Figure dataset records
++++++++++
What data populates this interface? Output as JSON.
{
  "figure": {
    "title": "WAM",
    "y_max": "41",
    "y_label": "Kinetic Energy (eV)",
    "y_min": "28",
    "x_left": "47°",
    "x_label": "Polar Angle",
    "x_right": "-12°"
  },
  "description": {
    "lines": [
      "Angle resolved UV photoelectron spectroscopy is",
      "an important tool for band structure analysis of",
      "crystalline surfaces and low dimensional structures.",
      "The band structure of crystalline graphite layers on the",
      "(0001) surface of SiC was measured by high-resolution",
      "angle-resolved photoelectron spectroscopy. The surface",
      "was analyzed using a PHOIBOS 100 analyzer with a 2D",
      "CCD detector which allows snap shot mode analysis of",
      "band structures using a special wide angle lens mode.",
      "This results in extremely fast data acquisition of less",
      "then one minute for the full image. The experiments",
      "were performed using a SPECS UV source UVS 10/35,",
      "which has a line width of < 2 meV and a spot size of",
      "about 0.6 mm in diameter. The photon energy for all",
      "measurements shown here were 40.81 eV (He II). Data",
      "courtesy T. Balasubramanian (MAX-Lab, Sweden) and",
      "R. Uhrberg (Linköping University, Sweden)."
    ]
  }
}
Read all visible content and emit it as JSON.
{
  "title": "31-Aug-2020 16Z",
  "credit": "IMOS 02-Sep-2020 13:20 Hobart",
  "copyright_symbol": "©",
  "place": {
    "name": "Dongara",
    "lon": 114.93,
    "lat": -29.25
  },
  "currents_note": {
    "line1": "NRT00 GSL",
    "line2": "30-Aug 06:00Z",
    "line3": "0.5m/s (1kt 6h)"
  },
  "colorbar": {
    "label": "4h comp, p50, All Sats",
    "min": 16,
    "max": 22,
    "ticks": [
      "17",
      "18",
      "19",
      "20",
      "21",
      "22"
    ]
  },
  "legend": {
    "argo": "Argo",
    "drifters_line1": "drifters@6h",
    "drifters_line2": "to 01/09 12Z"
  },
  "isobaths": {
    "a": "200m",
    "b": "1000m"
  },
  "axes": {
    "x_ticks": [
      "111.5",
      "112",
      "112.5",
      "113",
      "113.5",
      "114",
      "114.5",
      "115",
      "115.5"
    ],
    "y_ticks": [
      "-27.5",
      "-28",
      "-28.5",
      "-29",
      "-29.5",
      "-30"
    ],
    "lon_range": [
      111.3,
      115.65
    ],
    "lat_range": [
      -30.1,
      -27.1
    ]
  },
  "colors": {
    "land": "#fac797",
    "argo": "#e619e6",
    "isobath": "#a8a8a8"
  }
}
++++++++++
Type out the material again exactly as presented.

Expected answer:
What data populates this interface? Output as JSON.
{
  "figure": {
    "title": "WAM",
    "y_max": "41",
    "y_label": "Kinetic Energy (eV)",
    "y_min": "28",
    "x_left": "47°",
    "x_label": "Polar Angle",
    "x_right": "-12°"
  },
  "description": {
    "lines": [
      "Angle resolved UV photoelectron spectroscopy is",
      "an important tool for band structure analysis of",
      "crystalline surfaces and low dimensional structures.",
      "The band structure of crystalline graphite layers on the",
      "(0001) surface of SiC was measured by high-resolution",
      "angle-resolved photoelectron spectroscopy. The surface",
      "was analyzed using a PHOIBOS 100 analyzer with a 2D",
      "CCD detector which allows snap shot mode analysis of",
      "band structures using a special wide angle lens mode.",
      "This results in extremely fast data acquisition of less",
      "then one minute for the full image. The experiments",
      "were performed using a SPECS UV source UVS 10/35,",
      "which has a line width of < 2 meV and a spot size of",
      "about 0.6 mm in diameter. The photon energy for all",
      "measurements shown here were 40.81 eV (He II). Data",
      "courtesy T. Balasubramanian (MAX-Lab, Sweden) and",
      "R. Uhrberg (Linköping University, Sweden)."
    ]
  }
}
Read all visible content and emit it as JSON.
{
  "title": "31-Aug-2020 16Z",
  "credit": "IMOS 02-Sep-2020 13:20 Hobart",
  "copyright_symbol": "©",
  "place": {
    "name": "Dongara",
    "lon": 114.93,
    "lat": -29.25
  },
  "currents_note": {
    "line1": "NRT00 GSL",
    "line2": "30-Aug 06:00Z",
    "line3": "0.5m/s (1kt 6h)"
  },
  "colorbar": {
    "label": "4h comp, p50, All Sats",
    "min": 16,
    "max": 22,
    "ticks": [
      "17",
      "18",
      "19",
      "20",
      "21",
      "22"
    ]
  },
  "legend": {
    "argo": "Argo",
    "drifters_line1": "drifters@6h",
    "drifters_line2": "to 01/09 12Z"
  },
  "isobaths": {
    "a": "200m",
    "b": "1000m"
  },
  "axes": {
    "x_ticks": [
      "111.5",
      "112",
      "112.5",
      "113",
      "113.5",
      "114",
      "114.5",
      "115",
      "115.5"
    ],
    "y_ticks": [
      "-27.5",
      "-28",
      "-28.5",
      "-29",
      "-29.5",
      "-30"
    ],
    "lon_range": [
      111.3,
      115.65
    ],
    "lat_range": [
      -30.1,
      -27.1
    ]
  },
  "colors": {
    "land": "#fac797",
    "argo": "#e619e6",
    "isobath": "#a8a8a8"
  }
}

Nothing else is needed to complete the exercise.